TASK REQUIREMENTS:
Using the passage below on Donald Trump's presidential campaign, explain in one to three sentences why Democrats are cheering his rise in the polls.

╭─ GIVEN TEXT

This man doesn’t need a presidential campaign; he needs a hug. Look, Donald. We know you’re rich. Everybody knows you’re rich. Congratulations. You’re rich. We’re all very proud of how rich you are.

But you’re never going to be president. That’s okay. It doesn’t make you any less of a success or any less of a person.

No one was taking Trump seriously – he just wasn’t presidential material – he was a buffoon – but that was a mistake:

Presidential hopeful Donald Trump has rocketed to second place in a recent national poll and in the early nominating states of Iowa and New Hampshire. That has Democrats cheering.

With Trump, a Republican, enmeshed in controversy over his inflammatory comments about Mexican immigrants, Hillary Clinton and other Democrats are eager to make Trump the face of the GOP. As the Washington Post writes, the Republican field has no clear front-runner, and for Democrats, Trump is a kind of divine intervention.

“I am a person of faith – and the Donald’s entry into this race can only be attributed to the fact that the good Lord is a Democrat with a sense of humor,” said Paul Begala, a veteran Democratic strategist and adviser to Priorities USA Action, a super PAC boosting Clinton’s candidacy.

Clinton herself has been calling out Trump’s comments about Mexicans on the campaign trail.

The issue is what Trump said in his announcement:

When do we beat Mexico at the border? They’re laughing at us, at our stupidity. And now they are beating us economically. They are not our friend, believe me. But they’re killing us economically.

╰─
╭─ STORED DATA

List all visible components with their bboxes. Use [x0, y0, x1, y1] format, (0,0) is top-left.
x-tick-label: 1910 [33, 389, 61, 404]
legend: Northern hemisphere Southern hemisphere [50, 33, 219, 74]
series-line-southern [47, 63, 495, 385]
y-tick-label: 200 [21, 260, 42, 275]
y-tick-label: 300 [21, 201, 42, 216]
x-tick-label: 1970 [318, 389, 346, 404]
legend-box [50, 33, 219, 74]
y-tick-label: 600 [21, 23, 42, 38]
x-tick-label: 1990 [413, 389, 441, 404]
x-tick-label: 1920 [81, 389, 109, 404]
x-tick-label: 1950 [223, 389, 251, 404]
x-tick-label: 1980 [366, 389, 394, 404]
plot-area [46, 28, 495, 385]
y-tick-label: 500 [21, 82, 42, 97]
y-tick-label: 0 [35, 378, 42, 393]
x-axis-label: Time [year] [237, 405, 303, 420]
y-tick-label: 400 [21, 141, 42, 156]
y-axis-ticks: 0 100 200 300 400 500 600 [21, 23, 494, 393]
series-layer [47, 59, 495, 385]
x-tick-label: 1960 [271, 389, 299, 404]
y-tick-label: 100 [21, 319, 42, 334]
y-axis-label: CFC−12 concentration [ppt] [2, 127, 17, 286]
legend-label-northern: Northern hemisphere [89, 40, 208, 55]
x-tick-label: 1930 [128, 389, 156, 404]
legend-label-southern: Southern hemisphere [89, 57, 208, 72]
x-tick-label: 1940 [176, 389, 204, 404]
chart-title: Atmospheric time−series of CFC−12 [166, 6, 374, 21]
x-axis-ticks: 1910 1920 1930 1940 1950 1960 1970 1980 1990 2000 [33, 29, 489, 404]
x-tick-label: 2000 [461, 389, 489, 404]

╰─

RESPONSE TO THIS TASK:
Trump is caught up in controversy over his inflammatory comments about Mexican immigrants, so Hillary Clinton and other Democrats are eager to make him the face of the GOP. Because the Republican field has no clear front-runner, Democrats see him as a kind of divine intervention.